◆ **What is required**: Collect every line of the records below that contains the word "ΕΡΓΩΝ".

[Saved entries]
═══

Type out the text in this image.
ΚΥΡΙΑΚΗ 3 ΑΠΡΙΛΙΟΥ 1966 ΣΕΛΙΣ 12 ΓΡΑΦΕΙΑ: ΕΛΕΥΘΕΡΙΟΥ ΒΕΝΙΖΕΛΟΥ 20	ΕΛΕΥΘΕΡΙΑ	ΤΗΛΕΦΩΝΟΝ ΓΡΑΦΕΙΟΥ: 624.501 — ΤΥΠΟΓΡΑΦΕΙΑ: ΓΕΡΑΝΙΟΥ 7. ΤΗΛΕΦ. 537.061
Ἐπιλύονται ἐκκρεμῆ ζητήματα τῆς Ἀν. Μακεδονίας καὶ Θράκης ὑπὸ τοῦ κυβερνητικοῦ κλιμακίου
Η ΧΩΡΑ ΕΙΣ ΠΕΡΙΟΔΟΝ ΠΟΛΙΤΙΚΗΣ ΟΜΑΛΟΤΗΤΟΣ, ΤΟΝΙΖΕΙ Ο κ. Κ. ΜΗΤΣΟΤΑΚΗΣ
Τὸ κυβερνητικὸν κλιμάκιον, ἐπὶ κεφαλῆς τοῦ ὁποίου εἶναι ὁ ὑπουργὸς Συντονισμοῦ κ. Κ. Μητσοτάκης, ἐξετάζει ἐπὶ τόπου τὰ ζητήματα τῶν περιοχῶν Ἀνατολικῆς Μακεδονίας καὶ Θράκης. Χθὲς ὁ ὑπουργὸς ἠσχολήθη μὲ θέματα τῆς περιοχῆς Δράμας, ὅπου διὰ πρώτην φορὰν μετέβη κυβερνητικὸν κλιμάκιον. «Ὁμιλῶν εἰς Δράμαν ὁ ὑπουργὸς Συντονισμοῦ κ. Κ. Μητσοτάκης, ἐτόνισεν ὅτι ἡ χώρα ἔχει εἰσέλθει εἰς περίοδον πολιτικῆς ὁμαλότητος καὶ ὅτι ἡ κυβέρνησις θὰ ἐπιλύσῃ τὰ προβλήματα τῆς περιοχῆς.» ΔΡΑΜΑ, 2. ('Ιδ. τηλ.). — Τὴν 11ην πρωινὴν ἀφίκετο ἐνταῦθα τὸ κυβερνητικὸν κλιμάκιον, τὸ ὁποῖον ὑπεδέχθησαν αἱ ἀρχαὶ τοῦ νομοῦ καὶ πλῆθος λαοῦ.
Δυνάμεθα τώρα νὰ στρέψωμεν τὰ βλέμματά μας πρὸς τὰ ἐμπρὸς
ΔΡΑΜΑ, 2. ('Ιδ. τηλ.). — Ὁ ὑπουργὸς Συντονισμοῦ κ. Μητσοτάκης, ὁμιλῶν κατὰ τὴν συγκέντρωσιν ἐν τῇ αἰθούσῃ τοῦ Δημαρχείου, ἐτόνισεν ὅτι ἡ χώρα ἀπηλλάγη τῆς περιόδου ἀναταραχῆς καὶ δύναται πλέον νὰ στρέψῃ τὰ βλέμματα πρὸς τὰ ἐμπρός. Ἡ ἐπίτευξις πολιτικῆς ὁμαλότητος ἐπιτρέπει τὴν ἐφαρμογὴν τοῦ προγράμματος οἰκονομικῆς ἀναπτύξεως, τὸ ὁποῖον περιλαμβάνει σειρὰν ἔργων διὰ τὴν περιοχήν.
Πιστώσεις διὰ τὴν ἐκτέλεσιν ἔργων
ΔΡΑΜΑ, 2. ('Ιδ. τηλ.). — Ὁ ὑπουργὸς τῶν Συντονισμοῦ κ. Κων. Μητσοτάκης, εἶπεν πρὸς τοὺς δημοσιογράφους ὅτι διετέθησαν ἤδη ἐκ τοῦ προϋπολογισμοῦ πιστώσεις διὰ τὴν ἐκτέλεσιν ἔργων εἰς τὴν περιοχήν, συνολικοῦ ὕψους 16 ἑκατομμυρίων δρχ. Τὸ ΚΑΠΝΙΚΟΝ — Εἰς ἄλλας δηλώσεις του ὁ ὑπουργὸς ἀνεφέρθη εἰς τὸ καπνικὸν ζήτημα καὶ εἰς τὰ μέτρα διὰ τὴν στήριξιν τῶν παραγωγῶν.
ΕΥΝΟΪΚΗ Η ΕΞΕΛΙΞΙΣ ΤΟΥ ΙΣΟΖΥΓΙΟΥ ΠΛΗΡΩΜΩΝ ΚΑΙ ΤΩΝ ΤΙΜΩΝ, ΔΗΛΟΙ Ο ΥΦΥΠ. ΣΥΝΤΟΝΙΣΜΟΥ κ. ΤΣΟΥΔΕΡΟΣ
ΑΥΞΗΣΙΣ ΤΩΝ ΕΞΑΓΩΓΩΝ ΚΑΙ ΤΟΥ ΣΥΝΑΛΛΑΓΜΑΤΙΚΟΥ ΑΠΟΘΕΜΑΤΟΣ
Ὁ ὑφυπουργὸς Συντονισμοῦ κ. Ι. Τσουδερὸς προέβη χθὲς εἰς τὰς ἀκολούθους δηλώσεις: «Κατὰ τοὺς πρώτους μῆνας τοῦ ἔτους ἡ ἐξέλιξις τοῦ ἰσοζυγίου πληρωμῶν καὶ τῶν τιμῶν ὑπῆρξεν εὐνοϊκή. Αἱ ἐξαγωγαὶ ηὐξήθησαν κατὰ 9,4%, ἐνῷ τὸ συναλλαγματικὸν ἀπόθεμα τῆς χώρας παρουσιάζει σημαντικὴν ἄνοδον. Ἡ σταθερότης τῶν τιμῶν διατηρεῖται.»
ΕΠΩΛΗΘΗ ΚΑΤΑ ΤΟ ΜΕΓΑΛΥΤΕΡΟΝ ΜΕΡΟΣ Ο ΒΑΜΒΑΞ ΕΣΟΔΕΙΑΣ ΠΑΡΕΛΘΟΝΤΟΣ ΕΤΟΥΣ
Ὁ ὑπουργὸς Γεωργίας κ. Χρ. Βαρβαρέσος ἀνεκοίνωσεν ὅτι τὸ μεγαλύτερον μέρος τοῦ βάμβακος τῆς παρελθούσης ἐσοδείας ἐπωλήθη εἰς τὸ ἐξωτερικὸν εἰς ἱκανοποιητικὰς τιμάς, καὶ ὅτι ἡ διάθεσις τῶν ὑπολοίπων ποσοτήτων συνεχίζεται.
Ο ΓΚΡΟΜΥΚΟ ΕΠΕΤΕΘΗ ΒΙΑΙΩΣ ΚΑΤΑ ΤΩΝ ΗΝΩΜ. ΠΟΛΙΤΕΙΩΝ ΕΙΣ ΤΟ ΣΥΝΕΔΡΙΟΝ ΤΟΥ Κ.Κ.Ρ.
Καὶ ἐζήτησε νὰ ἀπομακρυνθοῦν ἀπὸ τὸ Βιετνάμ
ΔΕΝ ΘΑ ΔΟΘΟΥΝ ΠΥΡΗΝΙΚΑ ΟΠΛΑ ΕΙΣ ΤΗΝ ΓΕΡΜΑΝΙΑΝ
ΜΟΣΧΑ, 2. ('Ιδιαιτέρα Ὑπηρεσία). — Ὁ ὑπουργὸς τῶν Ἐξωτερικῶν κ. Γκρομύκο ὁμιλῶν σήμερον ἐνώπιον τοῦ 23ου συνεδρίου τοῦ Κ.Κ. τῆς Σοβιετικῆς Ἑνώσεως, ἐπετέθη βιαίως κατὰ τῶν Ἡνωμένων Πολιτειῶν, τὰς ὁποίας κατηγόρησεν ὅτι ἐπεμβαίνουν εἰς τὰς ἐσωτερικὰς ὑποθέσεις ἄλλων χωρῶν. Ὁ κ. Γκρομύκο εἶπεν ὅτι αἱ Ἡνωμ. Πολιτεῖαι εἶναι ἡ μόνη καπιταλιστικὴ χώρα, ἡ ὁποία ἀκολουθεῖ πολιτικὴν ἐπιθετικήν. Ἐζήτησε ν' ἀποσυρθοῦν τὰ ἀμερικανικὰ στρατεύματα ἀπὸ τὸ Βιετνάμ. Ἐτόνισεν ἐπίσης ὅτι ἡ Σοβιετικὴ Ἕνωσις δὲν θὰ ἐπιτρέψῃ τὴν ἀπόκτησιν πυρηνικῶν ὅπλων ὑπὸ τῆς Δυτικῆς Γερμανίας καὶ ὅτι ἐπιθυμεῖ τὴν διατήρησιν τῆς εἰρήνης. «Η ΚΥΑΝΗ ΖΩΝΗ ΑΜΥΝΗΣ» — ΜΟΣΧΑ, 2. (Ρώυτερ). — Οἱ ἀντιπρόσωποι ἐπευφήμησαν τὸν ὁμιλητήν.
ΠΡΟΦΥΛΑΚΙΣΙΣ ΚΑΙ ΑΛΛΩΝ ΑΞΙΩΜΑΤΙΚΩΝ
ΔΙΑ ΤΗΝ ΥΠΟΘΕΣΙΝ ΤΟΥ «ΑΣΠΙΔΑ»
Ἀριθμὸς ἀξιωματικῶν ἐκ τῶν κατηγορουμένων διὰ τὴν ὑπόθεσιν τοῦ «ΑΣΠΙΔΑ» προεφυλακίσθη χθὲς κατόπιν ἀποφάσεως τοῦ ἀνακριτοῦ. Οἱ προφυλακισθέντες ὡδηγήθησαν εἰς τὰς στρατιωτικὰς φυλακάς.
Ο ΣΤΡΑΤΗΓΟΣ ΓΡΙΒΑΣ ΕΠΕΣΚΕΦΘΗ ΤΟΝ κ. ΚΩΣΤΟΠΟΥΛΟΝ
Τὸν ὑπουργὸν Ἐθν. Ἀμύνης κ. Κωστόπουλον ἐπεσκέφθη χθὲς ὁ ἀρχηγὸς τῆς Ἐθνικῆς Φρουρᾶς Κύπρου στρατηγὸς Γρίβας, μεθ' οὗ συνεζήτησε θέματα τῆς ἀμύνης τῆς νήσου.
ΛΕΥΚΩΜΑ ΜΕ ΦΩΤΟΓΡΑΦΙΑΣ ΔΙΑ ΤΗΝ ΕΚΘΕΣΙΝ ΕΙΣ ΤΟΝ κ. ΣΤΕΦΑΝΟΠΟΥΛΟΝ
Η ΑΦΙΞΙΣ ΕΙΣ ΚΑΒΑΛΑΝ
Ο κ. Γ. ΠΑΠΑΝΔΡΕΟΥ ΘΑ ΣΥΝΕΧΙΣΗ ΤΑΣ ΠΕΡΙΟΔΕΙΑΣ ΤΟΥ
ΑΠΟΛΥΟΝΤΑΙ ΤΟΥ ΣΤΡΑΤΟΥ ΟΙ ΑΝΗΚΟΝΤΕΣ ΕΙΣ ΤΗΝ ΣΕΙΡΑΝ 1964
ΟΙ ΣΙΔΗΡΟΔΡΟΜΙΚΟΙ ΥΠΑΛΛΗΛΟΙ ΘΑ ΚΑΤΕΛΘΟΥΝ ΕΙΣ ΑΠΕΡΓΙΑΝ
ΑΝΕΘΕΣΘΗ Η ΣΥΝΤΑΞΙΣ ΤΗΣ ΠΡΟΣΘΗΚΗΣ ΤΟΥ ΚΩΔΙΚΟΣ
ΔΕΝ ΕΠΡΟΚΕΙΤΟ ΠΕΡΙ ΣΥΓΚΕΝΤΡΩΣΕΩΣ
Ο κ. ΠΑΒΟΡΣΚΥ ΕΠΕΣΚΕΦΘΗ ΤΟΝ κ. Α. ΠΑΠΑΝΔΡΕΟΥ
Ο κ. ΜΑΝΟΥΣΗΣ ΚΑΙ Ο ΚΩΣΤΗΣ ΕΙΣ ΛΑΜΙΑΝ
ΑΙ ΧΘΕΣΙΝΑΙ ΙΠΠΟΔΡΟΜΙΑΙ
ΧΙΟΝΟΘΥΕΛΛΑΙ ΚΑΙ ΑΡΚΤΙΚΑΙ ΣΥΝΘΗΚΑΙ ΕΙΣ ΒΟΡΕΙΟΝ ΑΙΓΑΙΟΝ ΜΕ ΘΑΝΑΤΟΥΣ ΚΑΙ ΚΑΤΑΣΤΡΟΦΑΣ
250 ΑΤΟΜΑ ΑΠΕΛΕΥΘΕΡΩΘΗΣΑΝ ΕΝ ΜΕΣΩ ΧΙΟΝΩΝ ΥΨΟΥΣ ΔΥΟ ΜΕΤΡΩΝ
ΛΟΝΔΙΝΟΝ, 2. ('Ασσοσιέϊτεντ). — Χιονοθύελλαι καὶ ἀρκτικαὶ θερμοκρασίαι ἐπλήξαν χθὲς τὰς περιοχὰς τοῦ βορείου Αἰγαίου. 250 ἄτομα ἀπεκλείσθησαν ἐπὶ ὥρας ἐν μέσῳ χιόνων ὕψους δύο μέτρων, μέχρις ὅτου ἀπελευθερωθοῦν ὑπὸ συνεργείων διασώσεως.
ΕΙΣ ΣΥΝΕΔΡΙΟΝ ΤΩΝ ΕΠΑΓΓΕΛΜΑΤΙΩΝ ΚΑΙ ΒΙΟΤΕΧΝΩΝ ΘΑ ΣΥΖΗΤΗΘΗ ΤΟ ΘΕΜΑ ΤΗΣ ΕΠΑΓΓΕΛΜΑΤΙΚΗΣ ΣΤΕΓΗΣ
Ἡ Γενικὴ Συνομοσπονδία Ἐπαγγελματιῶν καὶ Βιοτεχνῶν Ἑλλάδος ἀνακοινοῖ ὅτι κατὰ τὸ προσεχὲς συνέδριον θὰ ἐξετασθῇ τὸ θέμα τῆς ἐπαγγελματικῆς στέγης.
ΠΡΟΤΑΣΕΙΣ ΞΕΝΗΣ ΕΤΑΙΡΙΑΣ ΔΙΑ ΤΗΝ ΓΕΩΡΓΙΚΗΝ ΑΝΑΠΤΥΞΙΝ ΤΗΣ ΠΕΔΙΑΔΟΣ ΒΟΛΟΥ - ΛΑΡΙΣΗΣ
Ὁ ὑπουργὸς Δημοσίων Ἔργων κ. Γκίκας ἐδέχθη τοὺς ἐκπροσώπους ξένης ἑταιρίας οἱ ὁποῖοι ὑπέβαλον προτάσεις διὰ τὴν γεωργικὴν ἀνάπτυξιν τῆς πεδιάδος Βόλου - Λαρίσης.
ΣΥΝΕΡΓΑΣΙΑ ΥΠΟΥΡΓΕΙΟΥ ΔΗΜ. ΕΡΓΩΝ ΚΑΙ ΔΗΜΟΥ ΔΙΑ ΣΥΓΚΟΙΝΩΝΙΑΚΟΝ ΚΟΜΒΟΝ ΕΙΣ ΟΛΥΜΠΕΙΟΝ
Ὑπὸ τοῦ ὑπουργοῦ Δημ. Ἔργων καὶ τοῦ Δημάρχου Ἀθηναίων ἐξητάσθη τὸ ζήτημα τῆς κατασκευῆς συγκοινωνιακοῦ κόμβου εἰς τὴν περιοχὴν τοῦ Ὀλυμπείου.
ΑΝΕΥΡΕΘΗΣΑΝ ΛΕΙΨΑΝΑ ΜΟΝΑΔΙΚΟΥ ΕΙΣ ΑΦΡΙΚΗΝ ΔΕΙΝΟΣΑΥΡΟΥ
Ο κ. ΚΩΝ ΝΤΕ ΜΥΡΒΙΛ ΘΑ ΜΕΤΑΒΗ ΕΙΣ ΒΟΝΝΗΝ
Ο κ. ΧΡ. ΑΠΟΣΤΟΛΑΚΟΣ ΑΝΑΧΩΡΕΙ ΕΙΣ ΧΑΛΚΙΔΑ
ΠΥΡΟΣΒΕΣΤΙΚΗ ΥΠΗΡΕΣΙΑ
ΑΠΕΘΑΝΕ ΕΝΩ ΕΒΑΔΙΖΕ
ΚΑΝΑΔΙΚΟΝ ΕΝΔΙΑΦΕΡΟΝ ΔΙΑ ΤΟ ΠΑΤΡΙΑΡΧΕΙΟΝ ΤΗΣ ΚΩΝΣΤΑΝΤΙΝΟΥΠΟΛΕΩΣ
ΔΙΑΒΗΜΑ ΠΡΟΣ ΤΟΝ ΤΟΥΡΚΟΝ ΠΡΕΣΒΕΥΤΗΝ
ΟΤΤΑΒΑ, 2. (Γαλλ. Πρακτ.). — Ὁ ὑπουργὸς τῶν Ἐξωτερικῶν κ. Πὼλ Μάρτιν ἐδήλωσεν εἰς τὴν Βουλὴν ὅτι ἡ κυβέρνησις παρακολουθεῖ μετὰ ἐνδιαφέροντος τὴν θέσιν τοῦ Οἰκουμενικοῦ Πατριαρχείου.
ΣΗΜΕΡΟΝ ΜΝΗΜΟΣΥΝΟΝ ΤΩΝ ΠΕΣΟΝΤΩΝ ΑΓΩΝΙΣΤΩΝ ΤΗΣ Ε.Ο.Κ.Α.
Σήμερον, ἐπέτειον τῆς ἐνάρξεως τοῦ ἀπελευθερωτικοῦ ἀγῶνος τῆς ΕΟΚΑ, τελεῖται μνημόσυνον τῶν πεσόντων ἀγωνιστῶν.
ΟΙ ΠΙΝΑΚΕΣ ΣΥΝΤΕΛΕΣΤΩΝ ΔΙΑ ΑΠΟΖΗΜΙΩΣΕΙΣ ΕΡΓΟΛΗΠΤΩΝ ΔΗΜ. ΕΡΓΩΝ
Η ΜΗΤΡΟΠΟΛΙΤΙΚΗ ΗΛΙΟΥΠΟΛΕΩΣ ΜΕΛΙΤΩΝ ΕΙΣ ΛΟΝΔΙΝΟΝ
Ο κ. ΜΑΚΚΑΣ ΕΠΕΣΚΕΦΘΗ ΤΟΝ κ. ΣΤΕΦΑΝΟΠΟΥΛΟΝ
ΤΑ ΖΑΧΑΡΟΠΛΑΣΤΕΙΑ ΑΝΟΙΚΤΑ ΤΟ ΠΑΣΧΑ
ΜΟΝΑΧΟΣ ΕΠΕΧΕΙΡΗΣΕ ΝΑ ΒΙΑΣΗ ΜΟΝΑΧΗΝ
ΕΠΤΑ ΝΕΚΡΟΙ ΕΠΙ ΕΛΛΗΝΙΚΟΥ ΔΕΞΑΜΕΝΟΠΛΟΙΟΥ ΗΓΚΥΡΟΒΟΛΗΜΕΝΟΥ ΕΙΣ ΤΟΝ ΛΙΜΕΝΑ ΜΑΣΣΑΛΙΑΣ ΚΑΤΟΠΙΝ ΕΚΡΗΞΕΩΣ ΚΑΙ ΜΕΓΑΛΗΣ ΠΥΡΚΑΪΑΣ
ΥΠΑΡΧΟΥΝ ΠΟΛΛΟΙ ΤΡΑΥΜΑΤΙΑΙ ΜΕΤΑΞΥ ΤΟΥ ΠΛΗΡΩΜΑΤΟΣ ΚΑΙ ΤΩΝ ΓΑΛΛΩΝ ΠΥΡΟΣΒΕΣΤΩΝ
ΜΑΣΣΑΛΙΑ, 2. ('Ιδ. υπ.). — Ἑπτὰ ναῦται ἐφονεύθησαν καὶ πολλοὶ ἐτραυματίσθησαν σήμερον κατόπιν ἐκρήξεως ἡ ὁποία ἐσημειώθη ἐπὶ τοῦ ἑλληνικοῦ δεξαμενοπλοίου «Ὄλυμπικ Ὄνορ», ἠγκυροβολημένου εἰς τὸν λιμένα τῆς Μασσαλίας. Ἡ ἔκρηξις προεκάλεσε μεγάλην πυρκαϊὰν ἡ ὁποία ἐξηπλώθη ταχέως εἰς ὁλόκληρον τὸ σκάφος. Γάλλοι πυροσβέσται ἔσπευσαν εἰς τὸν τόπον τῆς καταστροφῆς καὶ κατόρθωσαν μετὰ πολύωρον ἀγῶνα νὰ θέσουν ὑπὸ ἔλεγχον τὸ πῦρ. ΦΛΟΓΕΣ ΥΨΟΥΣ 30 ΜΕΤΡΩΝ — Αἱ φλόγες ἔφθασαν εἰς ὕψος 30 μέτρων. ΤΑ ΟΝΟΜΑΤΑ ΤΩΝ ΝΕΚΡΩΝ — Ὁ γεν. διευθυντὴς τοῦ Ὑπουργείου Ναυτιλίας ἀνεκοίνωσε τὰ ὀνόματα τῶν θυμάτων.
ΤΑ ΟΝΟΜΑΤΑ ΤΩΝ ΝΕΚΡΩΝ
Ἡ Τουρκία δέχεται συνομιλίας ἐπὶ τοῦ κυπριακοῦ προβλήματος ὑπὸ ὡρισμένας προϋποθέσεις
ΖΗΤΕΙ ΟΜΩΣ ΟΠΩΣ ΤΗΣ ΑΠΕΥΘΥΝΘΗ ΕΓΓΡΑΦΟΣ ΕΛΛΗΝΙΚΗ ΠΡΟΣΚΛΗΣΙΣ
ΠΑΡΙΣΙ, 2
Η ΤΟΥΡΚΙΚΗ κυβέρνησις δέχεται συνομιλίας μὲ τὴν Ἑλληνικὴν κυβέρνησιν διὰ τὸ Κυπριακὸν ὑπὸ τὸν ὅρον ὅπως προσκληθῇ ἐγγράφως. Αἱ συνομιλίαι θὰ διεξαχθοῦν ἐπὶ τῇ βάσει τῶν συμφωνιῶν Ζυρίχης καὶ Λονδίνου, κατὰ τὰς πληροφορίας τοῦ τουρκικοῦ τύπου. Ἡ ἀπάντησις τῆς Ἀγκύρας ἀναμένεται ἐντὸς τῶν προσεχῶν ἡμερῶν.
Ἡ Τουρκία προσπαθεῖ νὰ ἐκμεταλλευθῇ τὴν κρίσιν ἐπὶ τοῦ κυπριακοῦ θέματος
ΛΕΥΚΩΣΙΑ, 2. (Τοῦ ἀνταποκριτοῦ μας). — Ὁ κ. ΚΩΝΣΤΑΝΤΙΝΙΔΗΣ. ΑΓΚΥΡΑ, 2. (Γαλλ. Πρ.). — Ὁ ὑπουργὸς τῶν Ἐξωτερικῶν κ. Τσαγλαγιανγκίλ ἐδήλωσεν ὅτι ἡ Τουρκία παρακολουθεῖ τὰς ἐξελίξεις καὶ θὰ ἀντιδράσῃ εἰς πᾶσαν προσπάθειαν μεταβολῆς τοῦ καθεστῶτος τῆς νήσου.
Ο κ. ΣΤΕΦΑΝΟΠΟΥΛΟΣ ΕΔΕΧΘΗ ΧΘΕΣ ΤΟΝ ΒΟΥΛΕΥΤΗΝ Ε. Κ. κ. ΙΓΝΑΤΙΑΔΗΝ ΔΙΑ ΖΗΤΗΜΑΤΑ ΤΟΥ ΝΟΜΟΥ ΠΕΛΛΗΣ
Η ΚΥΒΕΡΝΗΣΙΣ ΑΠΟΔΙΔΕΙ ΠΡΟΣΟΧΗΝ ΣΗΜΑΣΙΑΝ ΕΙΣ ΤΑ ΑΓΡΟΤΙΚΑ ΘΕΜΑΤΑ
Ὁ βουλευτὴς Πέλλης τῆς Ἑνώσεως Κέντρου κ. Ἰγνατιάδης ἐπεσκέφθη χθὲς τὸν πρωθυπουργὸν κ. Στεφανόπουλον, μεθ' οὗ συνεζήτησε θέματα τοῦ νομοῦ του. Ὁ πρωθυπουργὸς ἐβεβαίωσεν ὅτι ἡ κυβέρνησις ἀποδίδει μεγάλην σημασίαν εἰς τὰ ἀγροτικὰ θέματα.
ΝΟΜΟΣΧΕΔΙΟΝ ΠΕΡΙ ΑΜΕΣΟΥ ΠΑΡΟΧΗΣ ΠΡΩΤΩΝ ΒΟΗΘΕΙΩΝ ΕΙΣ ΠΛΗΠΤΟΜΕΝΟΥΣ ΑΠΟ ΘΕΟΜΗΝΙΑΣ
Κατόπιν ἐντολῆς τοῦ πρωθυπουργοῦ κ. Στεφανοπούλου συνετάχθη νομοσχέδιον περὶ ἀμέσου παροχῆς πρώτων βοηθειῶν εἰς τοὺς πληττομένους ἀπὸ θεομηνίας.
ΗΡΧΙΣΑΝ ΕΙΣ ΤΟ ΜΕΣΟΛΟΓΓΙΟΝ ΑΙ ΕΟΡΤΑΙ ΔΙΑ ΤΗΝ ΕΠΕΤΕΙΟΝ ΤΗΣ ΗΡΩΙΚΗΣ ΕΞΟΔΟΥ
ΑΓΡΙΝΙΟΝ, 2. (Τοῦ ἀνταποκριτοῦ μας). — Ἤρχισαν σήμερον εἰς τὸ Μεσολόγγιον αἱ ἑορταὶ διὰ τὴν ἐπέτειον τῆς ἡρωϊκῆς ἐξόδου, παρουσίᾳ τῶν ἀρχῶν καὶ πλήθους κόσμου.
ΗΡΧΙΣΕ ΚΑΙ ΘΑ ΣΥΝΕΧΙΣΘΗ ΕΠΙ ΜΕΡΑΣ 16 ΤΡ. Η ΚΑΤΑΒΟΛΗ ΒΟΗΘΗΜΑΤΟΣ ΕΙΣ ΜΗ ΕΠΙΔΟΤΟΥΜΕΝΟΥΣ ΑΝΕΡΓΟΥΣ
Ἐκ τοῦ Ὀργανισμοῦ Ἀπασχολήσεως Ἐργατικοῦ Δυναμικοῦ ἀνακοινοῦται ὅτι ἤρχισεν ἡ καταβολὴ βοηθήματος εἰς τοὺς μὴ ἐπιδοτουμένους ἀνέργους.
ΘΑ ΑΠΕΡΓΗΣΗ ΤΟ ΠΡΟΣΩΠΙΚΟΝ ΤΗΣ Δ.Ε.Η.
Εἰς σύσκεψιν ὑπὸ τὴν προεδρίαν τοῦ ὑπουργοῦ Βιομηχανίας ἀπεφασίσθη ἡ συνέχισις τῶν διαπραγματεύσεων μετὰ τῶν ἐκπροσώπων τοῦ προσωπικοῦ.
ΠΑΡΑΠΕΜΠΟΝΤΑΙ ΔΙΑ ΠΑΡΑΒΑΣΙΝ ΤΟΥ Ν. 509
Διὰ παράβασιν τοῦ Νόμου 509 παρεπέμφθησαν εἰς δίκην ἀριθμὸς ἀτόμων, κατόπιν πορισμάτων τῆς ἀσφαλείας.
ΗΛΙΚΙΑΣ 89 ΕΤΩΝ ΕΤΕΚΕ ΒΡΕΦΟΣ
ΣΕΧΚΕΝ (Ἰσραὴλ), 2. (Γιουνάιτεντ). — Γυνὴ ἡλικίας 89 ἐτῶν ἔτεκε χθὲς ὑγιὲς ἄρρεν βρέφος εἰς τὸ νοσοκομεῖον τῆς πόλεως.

═══

◆ **Full output**:
ΣΥΝΕΡΓΑΣΙΑ ΥΠΟΥΡΓΕΙΟΥ ΔΗΜ. ΕΡΓΩΝ ΚΑΙ ΔΗΜΟΥ ΔΙΑ ΣΥΓΚΟΙΝΩΝΙΑΚΟΝ ΚΟΜΒΟΝ ΕΙΣ ΟΛΥΜΠΕΙΟΝ
ΟΙ ΠΙΝΑΚΕΣ ΣΥΝΤΕΛΕΣΤΩΝ ΔΙΑ ΑΠΟΖΗΜΙΩΣΕΙΣ ΕΡΓΟΛΗΠΤΩΝ ΔΗΜ. ΕΡΓΩΝ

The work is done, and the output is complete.